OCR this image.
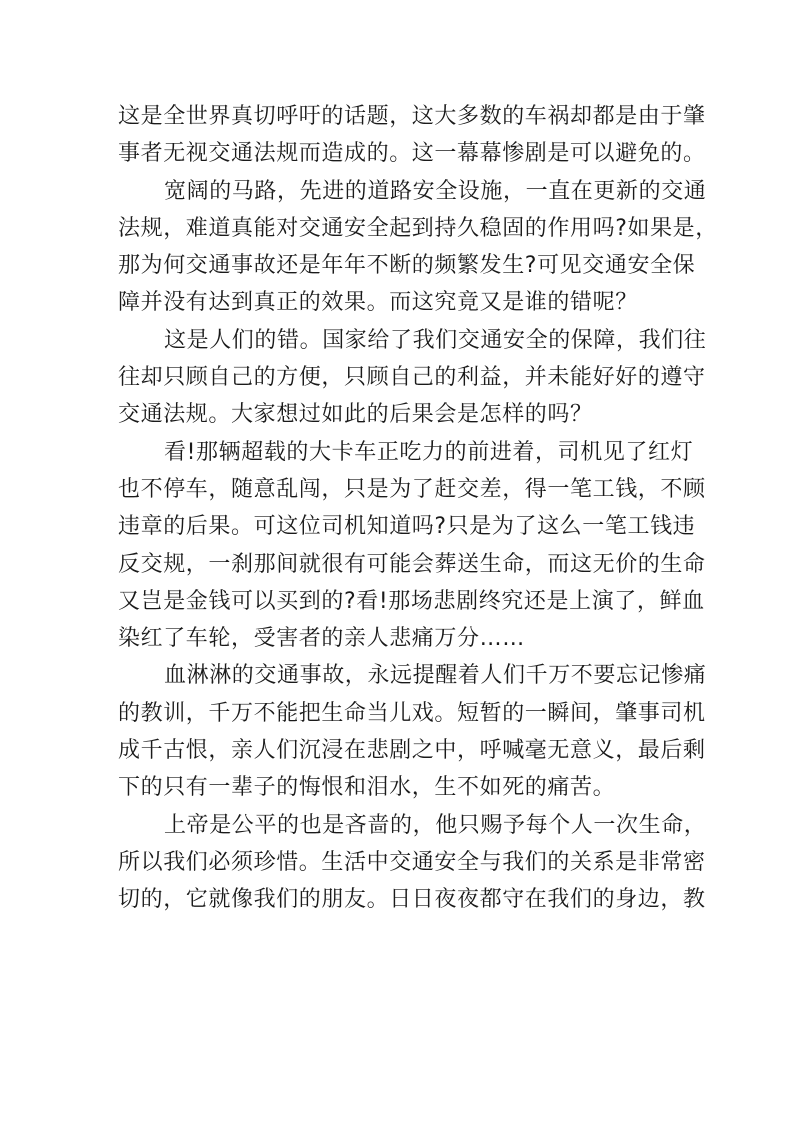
这是全世界真切呼吁的话题，这大多数的车祸却都是由于肇
事者无视交通法规而造成的。这一幕幕惨剧是可以避免的。
宽阔的马路，先进的道路安全设施，一直在更新的交通
法规，难道真能对交通安全起到持久稳固的作用吗?如果是，
那为何交通事故还是年年不断的频繁发生?可见交通安全保
障并没有达到真正的效果。而这究竟又是谁的错呢？
这是人们的错。国家给了我们交通安全的保障，我们往
往却只顾自己的方便，只顾自己的利益，并未能好好的遵守
交通法规。大家想过如此的后果会是怎样的吗？
看!那辆超载的大卡车正吃力的前进着，司机见了红灯
也不停车，随意乱闯，只是为了赶交差，得一笔工钱，不顾
违章的后果。可这位司机知道吗?只是为了这么一笔工钱违
反交规，一刹那间就很有可能会葬送生命，而这无价的生命
又岂是金钱可以买到的?看!那场悲剧终究还是上演了，鲜血
染红了车轮，受害者的亲人悲痛万分……
血淋淋的交通事故，永远提醒着人们千万不要忘记惨痛
的教训，千万不能把生命当儿戏。短暂的一瞬间，肇事司机
成千古恨，亲人们沉浸在悲剧之中，呼喊毫无意义，最后剩
下的只有一辈子的悔恨和泪水，生不如死的痛苦。
上帝是公平的也是吝啬的，他只赐予每个人一次生命，
所以我们必须珍惜。生活中交通安全与我们的关系是非常密
切的，它就像我们的朋友。日日夜夜都守在我们的身边，教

--*--

> [Objective] Pictures don't belong in the copy. Restate all the entries exactly.

> [Task result]
OCR this image.
这是全世界真切呼吁的话题，这大多数的车祸却都是由于肇
事者无视交通法规而造成的。这一幕幕惨剧是可以避免的。
宽阔的马路，先进的道路安全设施，一直在更新的交通
法规，难道真能对交通安全起到持久稳固的作用吗?如果是，
那为何交通事故还是年年不断的频繁发生?可见交通安全保
障并没有达到真正的效果。而这究竟又是谁的错呢？
这是人们的错。国家给了我们交通安全的保障，我们往
往却只顾自己的方便，只顾自己的利益，并未能好好的遵守
交通法规。大家想过如此的后果会是怎样的吗？
看!那辆超载的大卡车正吃力的前进着，司机见了红灯
也不停车，随意乱闯，只是为了赶交差，得一笔工钱，不顾
违章的后果。可这位司机知道吗?只是为了这么一笔工钱违
反交规，一刹那间就很有可能会葬送生命，而这无价的生命
又岂是金钱可以买到的?看!那场悲剧终究还是上演了，鲜血
染红了车轮，受害者的亲人悲痛万分……
血淋淋的交通事故，永远提醒着人们千万不要忘记惨痛
的教训，千万不能把生命当儿戏。短暂的一瞬间，肇事司机
成千古恨，亲人们沉浸在悲剧之中，呼喊毫无意义，最后剩
下的只有一辈子的悔恨和泪水，生不如死的痛苦。
上帝是公平的也是吝啬的，他只赐予每个人一次生命，
所以我们必须珍惜。生活中交通安全与我们的关系是非常密
切的，它就像我们的朋友。日日夜夜都守在我们的身边，教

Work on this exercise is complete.